[Dataset items]
----------
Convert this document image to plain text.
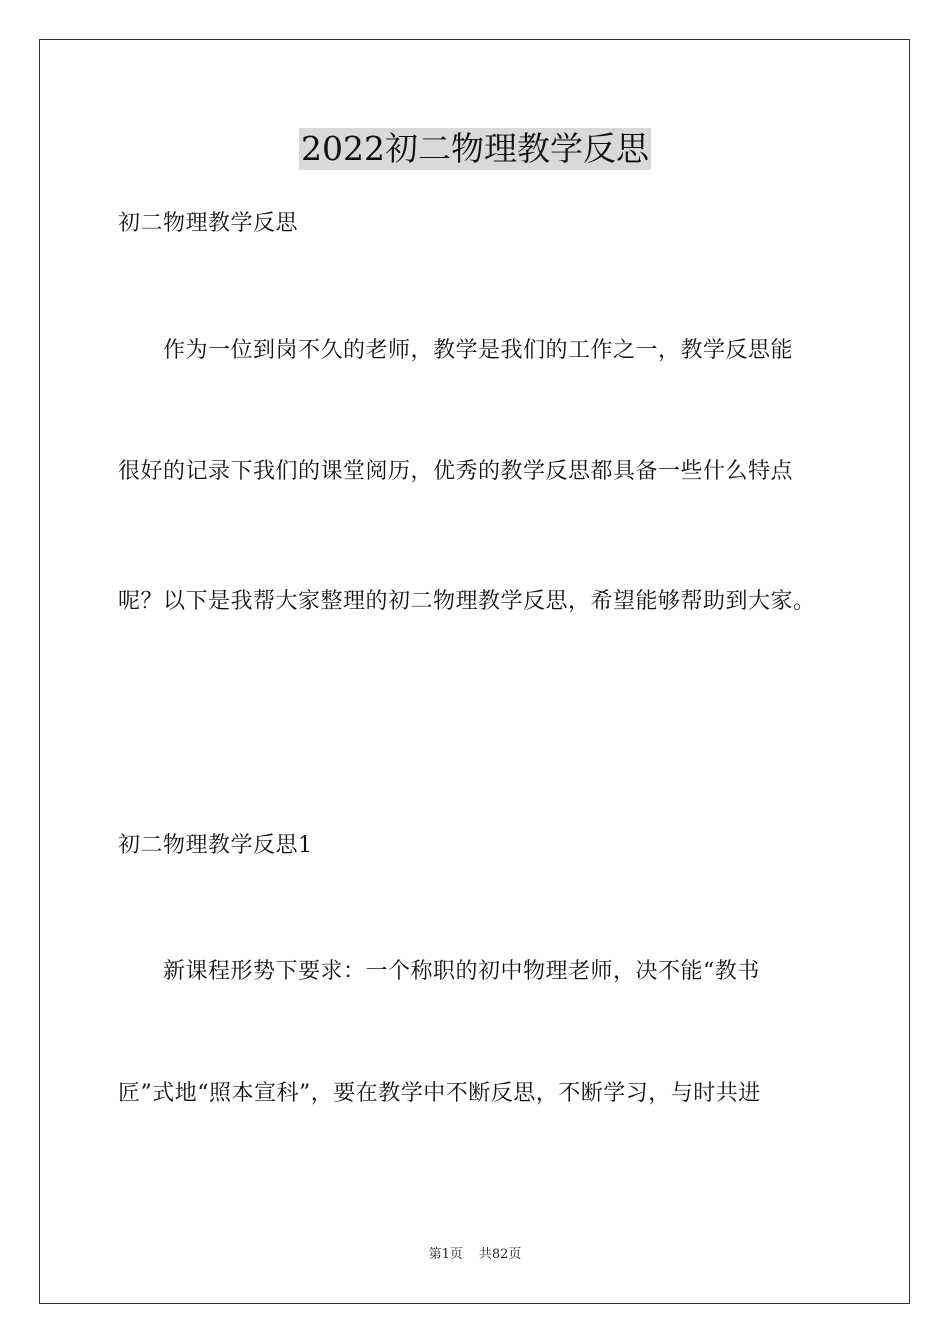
2022初二物理教学反思
初二物理教学反思
作为一位到岗不久的老师，教学是我们的工作之一，教学反思能
很好的记录下我们的课堂阅历，优秀的教学反思都具备一些什么特点
呢？以下是我帮大家整理的初二物理教学反思，希望能够帮助到大家。
初二物理教学反思1
新课程形势下要求：一个称职的初中物理老师，决不能“教书
匠”式地“照本宣科”，要在教学中不断反思，不断学习，与时共进
第1页 共82页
----------
• _Given exercise_: Can you restate all the records above word for word while dropping the pictures?

• _The answer_:
Convert this document image to plain text.
2022初二物理教学反思
初二物理教学反思
作为一位到岗不久的老师，教学是我们的工作之一，教学反思能
很好的记录下我们的课堂阅历，优秀的教学反思都具备一些什么特点
呢？以下是我帮大家整理的初二物理教学反思，希望能够帮助到大家。
初二物理教学反思1
新课程形势下要求：一个称职的初中物理老师，决不能“教书
匠”式地“照本宣科”，要在教学中不断反思，不断学习，与时共进
第1页 共82页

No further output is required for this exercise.